Problem: Write out each line from the data below that includes the word "structured".

***

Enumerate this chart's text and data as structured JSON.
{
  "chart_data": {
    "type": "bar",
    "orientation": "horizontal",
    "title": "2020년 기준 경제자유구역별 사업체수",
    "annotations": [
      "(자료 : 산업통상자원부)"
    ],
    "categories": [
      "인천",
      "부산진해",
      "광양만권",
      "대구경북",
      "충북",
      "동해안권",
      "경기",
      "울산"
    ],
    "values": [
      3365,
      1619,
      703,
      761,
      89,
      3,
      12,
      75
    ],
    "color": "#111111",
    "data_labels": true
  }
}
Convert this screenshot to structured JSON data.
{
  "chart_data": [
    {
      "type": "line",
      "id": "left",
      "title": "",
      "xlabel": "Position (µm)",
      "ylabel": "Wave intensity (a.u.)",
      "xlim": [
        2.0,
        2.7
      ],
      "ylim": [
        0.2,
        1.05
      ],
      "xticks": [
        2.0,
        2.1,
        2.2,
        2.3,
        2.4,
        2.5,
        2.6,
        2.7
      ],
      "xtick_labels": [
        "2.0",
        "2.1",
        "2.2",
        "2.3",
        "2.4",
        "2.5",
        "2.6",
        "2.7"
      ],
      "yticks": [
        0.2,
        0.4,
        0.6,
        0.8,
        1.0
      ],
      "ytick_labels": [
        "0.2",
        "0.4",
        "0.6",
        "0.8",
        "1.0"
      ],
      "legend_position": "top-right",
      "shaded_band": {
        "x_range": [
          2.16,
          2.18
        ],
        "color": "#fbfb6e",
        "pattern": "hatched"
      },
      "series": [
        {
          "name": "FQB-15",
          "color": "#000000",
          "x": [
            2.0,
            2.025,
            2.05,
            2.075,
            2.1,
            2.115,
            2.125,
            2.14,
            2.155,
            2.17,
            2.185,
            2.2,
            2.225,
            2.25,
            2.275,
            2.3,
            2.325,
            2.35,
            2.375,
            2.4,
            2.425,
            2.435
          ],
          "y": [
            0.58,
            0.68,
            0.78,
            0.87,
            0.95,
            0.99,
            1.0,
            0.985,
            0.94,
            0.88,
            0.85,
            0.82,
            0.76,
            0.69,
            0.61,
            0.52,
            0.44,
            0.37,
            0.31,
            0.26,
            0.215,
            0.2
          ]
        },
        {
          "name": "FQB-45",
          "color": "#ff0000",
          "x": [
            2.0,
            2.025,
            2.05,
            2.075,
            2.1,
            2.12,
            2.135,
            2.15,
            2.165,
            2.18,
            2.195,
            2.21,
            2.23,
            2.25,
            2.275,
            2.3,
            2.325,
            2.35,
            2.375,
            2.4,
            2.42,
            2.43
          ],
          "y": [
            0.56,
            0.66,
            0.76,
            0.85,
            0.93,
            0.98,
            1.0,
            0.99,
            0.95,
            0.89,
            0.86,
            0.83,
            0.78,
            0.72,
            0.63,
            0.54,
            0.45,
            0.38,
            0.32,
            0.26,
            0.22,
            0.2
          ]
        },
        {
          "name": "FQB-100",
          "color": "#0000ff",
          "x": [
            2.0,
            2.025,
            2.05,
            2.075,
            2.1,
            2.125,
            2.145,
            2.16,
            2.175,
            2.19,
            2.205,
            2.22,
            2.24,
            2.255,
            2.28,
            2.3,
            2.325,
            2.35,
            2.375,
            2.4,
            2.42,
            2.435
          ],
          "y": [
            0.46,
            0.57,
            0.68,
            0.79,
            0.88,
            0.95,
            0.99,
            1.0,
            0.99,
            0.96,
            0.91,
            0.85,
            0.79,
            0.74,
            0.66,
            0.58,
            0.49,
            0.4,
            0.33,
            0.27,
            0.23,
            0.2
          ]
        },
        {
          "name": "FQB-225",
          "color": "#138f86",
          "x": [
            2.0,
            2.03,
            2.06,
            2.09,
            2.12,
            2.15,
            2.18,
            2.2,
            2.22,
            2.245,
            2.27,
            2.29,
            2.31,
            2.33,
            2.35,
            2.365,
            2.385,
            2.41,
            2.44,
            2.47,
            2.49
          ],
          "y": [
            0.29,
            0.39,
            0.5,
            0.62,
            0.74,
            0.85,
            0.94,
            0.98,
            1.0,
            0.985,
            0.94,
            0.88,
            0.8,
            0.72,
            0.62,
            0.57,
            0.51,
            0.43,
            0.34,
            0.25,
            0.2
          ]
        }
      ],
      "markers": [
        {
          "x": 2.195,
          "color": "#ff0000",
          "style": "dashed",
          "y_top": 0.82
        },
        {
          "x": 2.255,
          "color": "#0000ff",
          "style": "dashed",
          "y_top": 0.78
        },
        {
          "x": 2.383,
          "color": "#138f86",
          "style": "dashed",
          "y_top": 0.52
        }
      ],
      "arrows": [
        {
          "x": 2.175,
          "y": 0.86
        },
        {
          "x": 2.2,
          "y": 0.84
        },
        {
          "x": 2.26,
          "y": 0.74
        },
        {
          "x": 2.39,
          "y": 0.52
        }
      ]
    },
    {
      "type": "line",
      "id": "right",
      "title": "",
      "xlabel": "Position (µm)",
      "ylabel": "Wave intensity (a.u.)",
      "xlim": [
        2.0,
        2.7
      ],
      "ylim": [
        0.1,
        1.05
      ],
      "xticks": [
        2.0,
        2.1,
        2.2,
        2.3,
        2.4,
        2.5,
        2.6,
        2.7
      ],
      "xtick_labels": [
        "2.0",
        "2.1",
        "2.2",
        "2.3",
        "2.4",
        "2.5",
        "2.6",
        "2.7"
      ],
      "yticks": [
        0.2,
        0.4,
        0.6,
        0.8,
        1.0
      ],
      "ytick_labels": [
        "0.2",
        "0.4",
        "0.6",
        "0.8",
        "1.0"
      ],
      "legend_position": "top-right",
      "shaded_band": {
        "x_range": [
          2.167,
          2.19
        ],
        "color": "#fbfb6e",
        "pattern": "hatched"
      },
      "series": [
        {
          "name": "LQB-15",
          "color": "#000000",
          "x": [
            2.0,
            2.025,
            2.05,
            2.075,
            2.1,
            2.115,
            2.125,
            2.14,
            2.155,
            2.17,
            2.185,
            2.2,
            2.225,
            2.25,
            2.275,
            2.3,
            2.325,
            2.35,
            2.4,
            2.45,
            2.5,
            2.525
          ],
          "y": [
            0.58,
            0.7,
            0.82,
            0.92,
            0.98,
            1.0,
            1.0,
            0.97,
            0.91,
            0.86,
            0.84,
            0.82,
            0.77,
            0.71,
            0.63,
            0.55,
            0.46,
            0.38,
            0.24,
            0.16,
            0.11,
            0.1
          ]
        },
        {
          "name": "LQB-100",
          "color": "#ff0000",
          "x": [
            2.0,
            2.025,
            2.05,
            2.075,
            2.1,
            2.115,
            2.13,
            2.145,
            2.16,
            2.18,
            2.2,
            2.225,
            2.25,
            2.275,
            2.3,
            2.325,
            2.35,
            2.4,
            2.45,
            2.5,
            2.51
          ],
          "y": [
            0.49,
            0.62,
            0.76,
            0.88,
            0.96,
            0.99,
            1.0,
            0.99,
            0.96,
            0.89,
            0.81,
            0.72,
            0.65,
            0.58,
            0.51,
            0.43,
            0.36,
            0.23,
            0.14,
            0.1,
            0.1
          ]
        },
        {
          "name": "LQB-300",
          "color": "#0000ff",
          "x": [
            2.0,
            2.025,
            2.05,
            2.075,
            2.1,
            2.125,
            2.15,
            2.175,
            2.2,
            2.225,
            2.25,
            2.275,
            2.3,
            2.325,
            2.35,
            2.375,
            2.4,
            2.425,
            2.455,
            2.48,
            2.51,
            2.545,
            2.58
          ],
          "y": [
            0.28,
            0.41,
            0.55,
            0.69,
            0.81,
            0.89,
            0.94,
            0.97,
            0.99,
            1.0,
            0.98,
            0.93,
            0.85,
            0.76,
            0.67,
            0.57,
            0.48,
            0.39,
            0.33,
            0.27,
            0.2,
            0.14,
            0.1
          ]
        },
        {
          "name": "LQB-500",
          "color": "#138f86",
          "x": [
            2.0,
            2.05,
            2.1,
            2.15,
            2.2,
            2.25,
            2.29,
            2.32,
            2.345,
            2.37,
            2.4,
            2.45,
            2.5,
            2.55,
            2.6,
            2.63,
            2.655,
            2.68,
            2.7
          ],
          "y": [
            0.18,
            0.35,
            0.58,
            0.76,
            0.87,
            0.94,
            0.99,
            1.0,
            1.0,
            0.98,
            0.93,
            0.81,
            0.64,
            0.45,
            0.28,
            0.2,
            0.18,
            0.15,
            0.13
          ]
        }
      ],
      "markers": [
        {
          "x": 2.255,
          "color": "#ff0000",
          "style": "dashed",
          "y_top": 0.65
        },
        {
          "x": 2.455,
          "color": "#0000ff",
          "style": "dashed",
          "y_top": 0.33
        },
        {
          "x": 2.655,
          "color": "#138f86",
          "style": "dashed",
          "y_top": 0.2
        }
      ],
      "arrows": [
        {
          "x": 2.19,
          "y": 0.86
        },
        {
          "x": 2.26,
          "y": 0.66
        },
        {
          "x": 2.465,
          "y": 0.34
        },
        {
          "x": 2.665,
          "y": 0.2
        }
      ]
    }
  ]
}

***

Worked answer:
Enumerate this chart's text and data as structured JSON.
Convert this screenshot to structured JSON data.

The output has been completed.